WHAT THIS TASK INVOLVES: Here are some records. Copy each one exactly.

::: DATASET ENTRIES :::

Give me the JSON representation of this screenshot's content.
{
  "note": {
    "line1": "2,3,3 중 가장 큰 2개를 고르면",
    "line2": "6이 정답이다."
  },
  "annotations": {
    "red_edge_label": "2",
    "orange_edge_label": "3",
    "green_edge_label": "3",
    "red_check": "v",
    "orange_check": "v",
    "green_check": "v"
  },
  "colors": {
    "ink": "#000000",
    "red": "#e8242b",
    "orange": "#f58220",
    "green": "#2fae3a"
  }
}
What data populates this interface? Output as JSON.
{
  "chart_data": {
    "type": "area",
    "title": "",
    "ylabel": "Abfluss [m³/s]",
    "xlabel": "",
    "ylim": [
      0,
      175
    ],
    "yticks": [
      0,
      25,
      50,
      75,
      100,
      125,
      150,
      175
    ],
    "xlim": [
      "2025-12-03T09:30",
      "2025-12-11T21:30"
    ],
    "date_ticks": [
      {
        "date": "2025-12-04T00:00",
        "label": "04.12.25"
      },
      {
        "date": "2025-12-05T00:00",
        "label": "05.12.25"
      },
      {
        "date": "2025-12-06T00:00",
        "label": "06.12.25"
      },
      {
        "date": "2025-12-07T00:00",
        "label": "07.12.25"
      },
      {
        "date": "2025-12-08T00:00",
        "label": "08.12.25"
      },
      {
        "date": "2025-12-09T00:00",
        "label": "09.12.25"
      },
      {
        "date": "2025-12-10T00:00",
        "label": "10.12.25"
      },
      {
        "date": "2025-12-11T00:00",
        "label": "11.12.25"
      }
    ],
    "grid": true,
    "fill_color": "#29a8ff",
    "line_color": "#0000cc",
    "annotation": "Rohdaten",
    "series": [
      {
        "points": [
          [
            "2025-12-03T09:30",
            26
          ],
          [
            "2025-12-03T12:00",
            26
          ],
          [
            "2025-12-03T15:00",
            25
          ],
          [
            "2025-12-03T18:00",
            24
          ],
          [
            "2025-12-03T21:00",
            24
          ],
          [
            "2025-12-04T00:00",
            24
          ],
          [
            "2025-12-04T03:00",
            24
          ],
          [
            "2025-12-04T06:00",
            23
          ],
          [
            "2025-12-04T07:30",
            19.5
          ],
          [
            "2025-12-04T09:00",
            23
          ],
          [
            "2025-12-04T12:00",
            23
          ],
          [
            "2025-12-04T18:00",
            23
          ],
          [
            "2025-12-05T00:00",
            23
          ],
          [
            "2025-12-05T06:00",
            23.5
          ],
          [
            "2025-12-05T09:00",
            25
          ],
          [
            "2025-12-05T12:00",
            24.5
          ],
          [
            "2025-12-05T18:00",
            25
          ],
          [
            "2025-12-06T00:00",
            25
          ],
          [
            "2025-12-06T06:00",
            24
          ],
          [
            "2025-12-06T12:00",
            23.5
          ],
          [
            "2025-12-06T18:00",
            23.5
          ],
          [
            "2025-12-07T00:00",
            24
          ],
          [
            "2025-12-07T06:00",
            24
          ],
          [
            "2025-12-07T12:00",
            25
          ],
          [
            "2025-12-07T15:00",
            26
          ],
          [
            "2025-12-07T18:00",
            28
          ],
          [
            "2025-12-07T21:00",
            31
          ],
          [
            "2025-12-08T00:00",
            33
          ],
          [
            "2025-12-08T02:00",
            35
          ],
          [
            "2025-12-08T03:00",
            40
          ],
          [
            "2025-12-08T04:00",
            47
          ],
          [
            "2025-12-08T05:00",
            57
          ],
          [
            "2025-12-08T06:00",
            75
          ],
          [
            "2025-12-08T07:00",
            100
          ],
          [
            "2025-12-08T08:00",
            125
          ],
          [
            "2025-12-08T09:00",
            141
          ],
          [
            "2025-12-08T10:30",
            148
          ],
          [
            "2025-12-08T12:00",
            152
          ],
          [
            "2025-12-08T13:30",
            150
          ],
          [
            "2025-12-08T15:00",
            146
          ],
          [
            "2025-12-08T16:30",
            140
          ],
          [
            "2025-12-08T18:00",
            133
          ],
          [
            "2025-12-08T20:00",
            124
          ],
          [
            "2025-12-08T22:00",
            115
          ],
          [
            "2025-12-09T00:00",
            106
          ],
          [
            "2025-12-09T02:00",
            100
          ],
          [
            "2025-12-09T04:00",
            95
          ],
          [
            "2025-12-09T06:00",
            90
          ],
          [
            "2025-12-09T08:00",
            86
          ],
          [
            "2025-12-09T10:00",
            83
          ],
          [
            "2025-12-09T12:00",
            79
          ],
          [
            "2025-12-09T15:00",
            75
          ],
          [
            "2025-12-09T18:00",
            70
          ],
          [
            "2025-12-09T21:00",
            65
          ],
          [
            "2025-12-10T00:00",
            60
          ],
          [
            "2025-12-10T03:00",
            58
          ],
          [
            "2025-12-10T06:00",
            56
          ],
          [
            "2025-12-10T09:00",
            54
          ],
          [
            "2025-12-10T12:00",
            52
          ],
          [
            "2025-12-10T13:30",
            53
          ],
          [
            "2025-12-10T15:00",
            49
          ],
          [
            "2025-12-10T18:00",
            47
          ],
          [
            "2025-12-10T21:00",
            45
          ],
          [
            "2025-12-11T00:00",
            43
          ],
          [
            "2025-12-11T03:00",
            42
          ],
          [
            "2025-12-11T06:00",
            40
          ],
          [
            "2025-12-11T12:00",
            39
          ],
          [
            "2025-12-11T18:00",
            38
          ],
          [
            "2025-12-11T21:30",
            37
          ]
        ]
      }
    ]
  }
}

:::

WRITTEN RESPONSE:
Give me the JSON representation of this screenshot's content.
{
  "note": {
    "line1": "2,3,3 중 가장 큰 2개를 고르면",
    "line2": "6이 정답이다."
  },
  "annotations": {
    "red_edge_label": "2",
    "orange_edge_label": "3",
    "green_edge_label": "3",
    "red_check": "v",
    "orange_check": "v",
    "green_check": "v"
  },
  "colors": {
    "ink": "#000000",
    "red": "#e8242b",
    "orange": "#f58220",
    "green": "#2fae3a"
  }
}
What data populates this interface? Output as JSON.
{
  "chart_data": {
    "type": "area",
    "title": "",
    "ylabel": "Abfluss [m³/s]",
    "xlabel": "",
    "ylim": [
      0,
      175
    ],
    "yticks": [
      0,
      25,
      50,
      75,
      100,
      125,
      150,
      175
    ],
    "xlim": [
      "2025-12-03T09:30",
      "2025-12-11T21:30"
    ],
    "date_ticks": [
      {
        "date": "2025-12-04T00:00",
        "label": "04.12.25"
      },
      {
        "date": "2025-12-05T00:00",
        "label": "05.12.25"
      },
      {
        "date": "2025-12-06T00:00",
        "label": "06.12.25"
      },
      {
        "date": "2025-12-07T00:00",
        "label": "07.12.25"
      },
      {
        "date": "2025-12-08T00:00",
        "label": "08.12.25"
      },
      {
        "date": "2025-12-09T00:00",
        "label": "09.12.25"
      },
      {
        "date": "2025-12-10T00:00",
        "label": "10.12.25"
      },
      {
        "date": "2025-12-11T00:00",
        "label": "11.12.25"
      }
    ],
    "grid": true,
    "fill_color": "#29a8ff",
    "line_color": "#0000cc",
    "annotation": "Rohdaten",
    "series": [
      {
        "points": [
          [
            "2025-12-03T09:30",
            26
          ],
          [
            "2025-12-03T12:00",
            26
          ],
          [
            "2025-12-03T15:00",
            25
          ],
          [
            "2025-12-03T18:00",
            24
          ],
          [
            "2025-12-03T21:00",
            24
          ],
          [
            "2025-12-04T00:00",
            24
          ],
          [
            "2025-12-04T03:00",
            24
          ],
          [
            "2025-12-04T06:00",
            23
          ],
          [
            "2025-12-04T07:30",
            19.5
          ],
          [
            "2025-12-04T09:00",
            23
          ],
          [
            "2025-12-04T12:00",
            23
          ],
          [
            "2025-12-04T18:00",
            23
          ],
          [
            "2025-12-05T00:00",
            23
          ],
          [
            "2025-12-05T06:00",
            23.5
          ],
          [
            "2025-12-05T09:00",
            25
          ],
          [
            "2025-12-05T12:00",
            24.5
          ],
          [
            "2025-12-05T18:00",
            25
          ],
          [
            "2025-12-06T00:00",
            25
          ],
          [
            "2025-12-06T06:00",
            24
          ],
          [
            "2025-12-06T12:00",
            23.5
          ],
          [
            "2025-12-06T18:00",
            23.5
          ],
          [
            "2025-12-07T00:00",
            24
          ],
          [
            "2025-12-07T06:00",
            24
          ],
          [
            "2025-12-07T12:00",
            25
          ],
          [
            "2025-12-07T15:00",
            26
          ],
          [
            "2025-12-07T18:00",
            28
          ],
          [
            "2025-12-07T21:00",
            31
          ],
          [
            "2025-12-08T00:00",
            33
          ],
          [
            "2025-12-08T02:00",
            35
          ],
          [
            "2025-12-08T03:00",
            40
          ],
          [
            "2025-12-08T04:00",
            47
          ],
          [
            "2025-12-08T05:00",
            57
          ],
          [
            "2025-12-08T06:00",
            75
          ],
          [
            "2025-12-08T07:00",
            100
          ],
          [
            "2025-12-08T08:00",
            125
          ],
          [
            "2025-12-08T09:00",
            141
          ],
          [
            "2025-12-08T10:30",
            148
          ],
          [
            "2025-12-08T12:00",
            152
          ],
          [
            "2025-12-08T13:30",
            150
          ],
          [
            "2025-12-08T15:00",
            146
          ],
          [
            "2025-12-08T16:30",
            140
          ],
          [
            "2025-12-08T18:00",
            133
          ],
          [
            "2025-12-08T20:00",
            124
          ],
          [
            "2025-12-08T22:00",
            115
          ],
          [
            "2025-12-09T00:00",
            106
          ],
          [
            "2025-12-09T02:00",
            100
          ],
          [
            "2025-12-09T04:00",
            95
          ],
          [
            "2025-12-09T06:00",
            90
          ],
          [
            "2025-12-09T08:00",
            86
          ],
          [
            "2025-12-09T10:00",
            83
          ],
          [
            "2025-12-09T12:00",
            79
          ],
          [
            "2025-12-09T15:00",
            75
          ],
          [
            "2025-12-09T18:00",
            70
          ],
          [
            "2025-12-09T21:00",
            65
          ],
          [
            "2025-12-10T00:00",
            60
          ],
          [
            "2025-12-10T03:00",
            58
          ],
          [
            "2025-12-10T06:00",
            56
          ],
          [
            "2025-12-10T09:00",
            54
          ],
          [
            "2025-12-10T12:00",
            52
          ],
          [
            "2025-12-10T13:30",
            53
          ],
          [
            "2025-12-10T15:00",
            49
          ],
          [
            "2025-12-10T18:00",
            47
          ],
          [
            "2025-12-10T21:00",
            45
          ],
          [
            "2025-12-11T00:00",
            43
          ],
          [
            "2025-12-11T03:00",
            42
          ],
          [
            "2025-12-11T06:00",
            40
          ],
          [
            "2025-12-11T12:00",
            39
          ],
          [
            "2025-12-11T18:00",
            38
          ],
          [
            "2025-12-11T21:30",
            37
          ]
        ]
      }
    ]
  }
}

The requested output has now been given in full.